§ **Work to be completed**
In the records below, find each line with the word "note" and copy it.

Data items:
(begin)
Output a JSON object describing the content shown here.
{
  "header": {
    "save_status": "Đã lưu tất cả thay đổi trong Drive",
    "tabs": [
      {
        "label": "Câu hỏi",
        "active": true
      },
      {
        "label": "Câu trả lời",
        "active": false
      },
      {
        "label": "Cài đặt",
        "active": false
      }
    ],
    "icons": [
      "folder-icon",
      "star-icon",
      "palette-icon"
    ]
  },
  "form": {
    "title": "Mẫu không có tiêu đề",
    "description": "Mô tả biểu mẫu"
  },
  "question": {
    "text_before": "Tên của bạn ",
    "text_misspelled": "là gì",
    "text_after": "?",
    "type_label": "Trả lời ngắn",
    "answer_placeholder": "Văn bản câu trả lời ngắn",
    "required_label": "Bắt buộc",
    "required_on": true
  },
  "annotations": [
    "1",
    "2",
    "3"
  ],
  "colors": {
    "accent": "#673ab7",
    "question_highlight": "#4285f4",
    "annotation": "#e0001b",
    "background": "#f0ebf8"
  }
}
(end)
(begin)
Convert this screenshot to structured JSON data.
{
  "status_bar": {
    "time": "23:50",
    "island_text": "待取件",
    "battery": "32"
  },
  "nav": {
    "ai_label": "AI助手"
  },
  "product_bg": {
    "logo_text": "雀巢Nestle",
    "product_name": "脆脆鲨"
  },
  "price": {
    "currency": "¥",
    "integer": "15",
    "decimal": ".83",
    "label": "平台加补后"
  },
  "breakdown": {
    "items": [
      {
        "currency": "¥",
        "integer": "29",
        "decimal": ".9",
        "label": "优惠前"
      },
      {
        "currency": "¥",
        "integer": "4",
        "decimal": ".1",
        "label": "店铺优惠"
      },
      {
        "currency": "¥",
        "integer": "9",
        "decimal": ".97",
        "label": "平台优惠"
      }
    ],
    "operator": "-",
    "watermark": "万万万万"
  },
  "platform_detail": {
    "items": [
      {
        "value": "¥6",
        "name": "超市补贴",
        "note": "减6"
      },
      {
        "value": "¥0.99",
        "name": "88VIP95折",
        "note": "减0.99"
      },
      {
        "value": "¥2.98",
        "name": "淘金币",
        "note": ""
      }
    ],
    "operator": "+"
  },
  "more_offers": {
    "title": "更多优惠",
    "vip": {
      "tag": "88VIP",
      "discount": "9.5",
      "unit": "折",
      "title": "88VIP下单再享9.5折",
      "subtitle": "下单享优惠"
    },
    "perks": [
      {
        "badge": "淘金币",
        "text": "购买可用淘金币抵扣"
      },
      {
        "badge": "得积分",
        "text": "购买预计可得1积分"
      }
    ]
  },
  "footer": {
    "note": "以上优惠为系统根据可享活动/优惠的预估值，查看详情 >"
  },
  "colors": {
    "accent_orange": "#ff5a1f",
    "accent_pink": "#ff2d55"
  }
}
(end)
§ **Solved problem**
        "note": "减6"
        "note": "减0.99"
        "note": ""
    "note": "以上优惠为系统根据可享活动/优惠的预估值，查看详情 >"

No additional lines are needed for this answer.